WHAT YOU WILL DO:
a – According to the poet biographies, which press published Kim Dower's three poetry collections?
b – Continue the poet biographies from where they stop.

EXTRACTED TEXT:
Best American Poetry recipient and Pushcart Prize Winner Elena Karina Byrne is a freelance teacher, editor, Consultant & Moderator for The Los Angeles Times Festival of Books, Literary Programs Director for the Ruskin Art Club and one of the final judges for the Kate & Kingsley Tufts Prizes in Poetry. Her most recent book Squander was released with Omnidawn in 2016. Her work has appeared in the American Poetry Review, The Paris Review, The Kenyon Review, Yale Review, Poetry, and the Anthology of Magazine Verse & Yearbook of American Poetry, among many others. She has just completed a collection of essays entitled Voyeur Hour: Meditations on Poetry Art & Desire.
Brendan Constantine's work has appeared in Prairie Schooner, FIELD, Ploughshares, Virginia Quarterly, and Ninth Letter, among other journals. His most recent collection is ‘Dementia, My Darling (2016 Red Hen Press). He has received grants and commissions from the Getty Museum, James Irvine Foundation, and the National Endowment for the Arts. He currently teaches poetry at the Windward School and regularly offers classes to hospitals, foster homes, veterans, and the elderly.
Kim Dower is the City Poet Laureate of West Hollywood. She has published three collections of poetry with Red Hen Press, and her poems appear in several anthologies including Wide Awake: Poets of Los Angeles and Beyond, Beyond Baroque Books, as well as journals including Rattle, Barrow Street, Ploughshares, Garrison Keillor’s, The Writer’s Almanac, and Poem-A-Day. She teaches workshops Poetry and Dreaming and Poetry and Memory at Antioch University. Photo credit Elizabeth Lippman.

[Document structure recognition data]
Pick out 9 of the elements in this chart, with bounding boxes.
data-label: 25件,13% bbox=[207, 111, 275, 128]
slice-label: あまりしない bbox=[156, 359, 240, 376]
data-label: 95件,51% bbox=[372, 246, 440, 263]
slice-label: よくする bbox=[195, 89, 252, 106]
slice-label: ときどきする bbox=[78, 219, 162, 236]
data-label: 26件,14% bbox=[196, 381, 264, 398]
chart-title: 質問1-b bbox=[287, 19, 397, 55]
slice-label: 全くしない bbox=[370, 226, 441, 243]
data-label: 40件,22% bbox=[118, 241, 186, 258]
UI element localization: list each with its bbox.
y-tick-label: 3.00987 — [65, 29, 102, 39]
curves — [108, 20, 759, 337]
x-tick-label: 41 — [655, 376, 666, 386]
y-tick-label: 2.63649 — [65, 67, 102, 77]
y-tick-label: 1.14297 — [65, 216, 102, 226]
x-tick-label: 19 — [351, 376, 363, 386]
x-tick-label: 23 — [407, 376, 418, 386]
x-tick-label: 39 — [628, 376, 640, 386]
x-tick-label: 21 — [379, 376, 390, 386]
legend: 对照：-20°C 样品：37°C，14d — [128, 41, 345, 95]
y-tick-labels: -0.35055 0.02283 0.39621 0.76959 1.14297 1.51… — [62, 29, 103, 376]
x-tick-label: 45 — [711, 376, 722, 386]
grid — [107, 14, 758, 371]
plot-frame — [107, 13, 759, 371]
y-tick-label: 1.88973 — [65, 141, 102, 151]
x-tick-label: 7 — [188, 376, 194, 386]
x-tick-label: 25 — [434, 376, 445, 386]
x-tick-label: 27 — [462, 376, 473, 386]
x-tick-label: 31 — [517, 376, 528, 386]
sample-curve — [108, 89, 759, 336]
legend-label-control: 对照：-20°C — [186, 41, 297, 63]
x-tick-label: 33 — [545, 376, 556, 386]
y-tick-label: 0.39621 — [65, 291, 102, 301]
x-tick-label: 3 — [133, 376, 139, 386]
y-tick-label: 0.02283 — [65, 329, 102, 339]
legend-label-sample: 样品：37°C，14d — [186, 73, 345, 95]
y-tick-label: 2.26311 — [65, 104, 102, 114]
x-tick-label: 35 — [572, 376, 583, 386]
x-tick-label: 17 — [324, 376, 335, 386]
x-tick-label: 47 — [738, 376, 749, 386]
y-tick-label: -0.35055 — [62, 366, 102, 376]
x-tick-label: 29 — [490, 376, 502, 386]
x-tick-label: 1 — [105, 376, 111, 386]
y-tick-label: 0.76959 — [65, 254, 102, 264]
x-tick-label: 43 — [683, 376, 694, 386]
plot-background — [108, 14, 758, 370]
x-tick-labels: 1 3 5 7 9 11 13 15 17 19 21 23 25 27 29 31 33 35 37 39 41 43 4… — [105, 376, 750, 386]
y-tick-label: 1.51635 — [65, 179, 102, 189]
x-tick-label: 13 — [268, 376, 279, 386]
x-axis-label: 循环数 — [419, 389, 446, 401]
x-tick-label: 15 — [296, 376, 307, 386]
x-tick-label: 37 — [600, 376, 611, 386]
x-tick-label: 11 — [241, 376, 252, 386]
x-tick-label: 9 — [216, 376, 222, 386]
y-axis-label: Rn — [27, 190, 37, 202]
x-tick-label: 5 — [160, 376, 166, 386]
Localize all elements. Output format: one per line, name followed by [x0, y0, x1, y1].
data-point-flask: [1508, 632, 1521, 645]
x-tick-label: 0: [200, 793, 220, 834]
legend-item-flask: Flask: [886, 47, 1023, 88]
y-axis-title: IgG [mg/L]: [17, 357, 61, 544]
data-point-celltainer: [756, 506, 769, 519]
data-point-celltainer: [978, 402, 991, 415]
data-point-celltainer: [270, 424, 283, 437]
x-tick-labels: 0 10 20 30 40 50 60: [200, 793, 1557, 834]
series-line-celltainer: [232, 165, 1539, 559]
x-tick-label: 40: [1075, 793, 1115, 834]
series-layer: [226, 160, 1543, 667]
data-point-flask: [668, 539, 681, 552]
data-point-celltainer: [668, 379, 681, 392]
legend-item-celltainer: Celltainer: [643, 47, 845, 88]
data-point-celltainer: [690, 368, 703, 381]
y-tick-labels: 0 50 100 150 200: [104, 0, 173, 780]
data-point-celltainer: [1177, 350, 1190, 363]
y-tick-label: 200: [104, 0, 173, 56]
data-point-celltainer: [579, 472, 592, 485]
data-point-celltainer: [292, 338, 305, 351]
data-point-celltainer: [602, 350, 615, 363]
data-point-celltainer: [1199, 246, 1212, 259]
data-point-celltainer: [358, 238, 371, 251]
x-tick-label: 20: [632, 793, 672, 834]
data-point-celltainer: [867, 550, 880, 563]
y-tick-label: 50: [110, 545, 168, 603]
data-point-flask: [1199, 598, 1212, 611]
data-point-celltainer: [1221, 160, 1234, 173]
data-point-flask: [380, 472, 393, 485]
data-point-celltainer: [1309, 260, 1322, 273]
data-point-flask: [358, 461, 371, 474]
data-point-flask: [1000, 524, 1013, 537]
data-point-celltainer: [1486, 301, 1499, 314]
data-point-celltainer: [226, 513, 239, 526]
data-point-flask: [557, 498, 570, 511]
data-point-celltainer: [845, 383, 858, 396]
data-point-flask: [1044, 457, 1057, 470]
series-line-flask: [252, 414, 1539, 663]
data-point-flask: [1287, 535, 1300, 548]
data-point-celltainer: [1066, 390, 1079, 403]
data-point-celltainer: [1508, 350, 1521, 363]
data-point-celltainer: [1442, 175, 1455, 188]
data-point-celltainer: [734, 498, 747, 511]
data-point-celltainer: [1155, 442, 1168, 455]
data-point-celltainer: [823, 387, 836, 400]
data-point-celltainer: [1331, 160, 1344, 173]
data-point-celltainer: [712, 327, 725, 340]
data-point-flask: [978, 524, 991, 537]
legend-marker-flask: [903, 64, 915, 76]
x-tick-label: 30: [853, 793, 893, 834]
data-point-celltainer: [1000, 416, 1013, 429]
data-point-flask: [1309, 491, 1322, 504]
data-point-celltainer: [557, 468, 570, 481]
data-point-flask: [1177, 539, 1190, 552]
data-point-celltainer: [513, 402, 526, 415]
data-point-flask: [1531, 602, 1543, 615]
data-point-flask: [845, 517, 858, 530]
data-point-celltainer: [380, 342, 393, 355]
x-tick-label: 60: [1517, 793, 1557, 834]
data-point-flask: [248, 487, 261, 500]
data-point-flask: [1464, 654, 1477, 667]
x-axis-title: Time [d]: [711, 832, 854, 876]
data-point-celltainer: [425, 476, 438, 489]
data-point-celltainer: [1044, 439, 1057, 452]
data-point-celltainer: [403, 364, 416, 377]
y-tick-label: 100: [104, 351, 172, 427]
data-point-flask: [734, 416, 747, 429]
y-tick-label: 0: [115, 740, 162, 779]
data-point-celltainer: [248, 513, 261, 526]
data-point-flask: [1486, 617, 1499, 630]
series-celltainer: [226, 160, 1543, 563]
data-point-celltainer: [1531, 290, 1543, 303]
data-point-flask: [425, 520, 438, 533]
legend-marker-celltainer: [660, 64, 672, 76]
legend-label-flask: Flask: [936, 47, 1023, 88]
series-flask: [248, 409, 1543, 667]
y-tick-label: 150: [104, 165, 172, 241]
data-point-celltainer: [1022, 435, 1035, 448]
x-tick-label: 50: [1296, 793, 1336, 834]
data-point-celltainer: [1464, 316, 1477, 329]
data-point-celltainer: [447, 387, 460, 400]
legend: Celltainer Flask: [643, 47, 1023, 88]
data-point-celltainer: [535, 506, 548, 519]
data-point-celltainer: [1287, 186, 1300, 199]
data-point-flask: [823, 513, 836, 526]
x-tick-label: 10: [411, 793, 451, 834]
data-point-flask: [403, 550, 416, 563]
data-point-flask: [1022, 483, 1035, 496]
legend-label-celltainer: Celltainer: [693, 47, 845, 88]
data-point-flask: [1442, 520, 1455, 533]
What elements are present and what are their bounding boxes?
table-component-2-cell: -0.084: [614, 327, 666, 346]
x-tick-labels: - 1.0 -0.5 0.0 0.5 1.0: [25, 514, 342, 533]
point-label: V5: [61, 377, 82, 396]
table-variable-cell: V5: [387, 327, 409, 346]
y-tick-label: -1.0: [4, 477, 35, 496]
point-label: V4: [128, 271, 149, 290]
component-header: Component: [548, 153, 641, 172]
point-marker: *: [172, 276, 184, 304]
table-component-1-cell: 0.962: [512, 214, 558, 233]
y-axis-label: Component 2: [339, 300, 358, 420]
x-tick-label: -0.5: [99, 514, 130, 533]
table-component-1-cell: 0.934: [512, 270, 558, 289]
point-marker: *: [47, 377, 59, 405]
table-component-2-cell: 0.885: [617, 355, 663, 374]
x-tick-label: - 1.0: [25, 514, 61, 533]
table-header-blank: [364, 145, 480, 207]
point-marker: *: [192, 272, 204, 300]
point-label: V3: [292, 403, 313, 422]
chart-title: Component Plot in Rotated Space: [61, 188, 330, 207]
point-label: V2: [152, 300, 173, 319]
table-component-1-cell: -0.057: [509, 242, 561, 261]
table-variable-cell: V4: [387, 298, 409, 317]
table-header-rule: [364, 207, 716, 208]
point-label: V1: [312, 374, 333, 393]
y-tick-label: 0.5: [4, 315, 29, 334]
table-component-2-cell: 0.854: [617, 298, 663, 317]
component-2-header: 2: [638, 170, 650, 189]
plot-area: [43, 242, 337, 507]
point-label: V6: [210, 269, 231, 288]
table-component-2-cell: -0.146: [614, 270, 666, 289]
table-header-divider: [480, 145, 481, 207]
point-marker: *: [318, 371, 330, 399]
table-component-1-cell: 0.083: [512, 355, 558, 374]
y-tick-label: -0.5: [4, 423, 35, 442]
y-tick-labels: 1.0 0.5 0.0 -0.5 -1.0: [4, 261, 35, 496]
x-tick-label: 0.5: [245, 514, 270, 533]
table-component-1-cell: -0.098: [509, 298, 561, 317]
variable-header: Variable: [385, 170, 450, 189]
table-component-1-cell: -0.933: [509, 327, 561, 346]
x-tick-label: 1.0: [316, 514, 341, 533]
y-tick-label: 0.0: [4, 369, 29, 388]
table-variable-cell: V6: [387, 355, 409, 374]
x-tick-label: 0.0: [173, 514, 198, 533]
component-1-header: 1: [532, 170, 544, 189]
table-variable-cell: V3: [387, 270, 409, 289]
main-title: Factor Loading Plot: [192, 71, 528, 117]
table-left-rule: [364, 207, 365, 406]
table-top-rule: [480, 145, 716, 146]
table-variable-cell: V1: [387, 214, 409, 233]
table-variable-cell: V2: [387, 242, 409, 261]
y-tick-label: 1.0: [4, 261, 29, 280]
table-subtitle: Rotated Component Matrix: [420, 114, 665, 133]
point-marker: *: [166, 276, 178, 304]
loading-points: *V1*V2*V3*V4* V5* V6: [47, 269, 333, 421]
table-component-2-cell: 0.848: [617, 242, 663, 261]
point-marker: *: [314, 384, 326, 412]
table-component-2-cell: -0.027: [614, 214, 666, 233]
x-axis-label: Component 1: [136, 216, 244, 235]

ANSWERS BY TASK:
a – Red Hen Press

b –
Yvonne M. Estrada is the author of the chapbook, My Name on Top of Yours, a crown of sonnets accompanied by original photographs. Her poems have recently appeared in Talking Writing, Lit For Life, Fourth & Main and in the anthologies, The Coiled Serpent: Poets Arising from the Cultural Quakes and Shifts of Los Angeles and Wide Awake: Poets of Los Angeles and Beyond.
Bill Mohr’s books of poetry include a bilingual selection of poems, Pruebas Ocultas (Bonobos Editores, Mexico, 2015). His account of West Coast poetry, Holdouts: The Los Angeles Poetry Renaissance 1948-1992, was published in 2011 by the University of Iowa Press. He has edited or co-edited three anthologies of Los Angeles or West Coast poets. He has a Ph.D. in Literature, and is a professor in the Department of English at CSU Long Beach. Photo: (c) Alexis Fancher.
Winner of 2017 Tucson Festival of Books Literary Prize (Poetry), the Stephen Dunn Poetry Prize in 2016, and a Master Artist Fellowship from the City of Los Angeles for 2015-16, poet Lynne Thompson is the author of Start With a Small Guitar and Beg No Pardon, winner of the Perugia Book Award and the Great Lakes Colleges New Writers Award. Recent work appears or is forthcoming in Ecotone, Prairie Schooner, African American Review, Crab Creek Review, and, Poetry, among others. Thompson is the Chair-Elect to the Board of Trustees for Scripps College.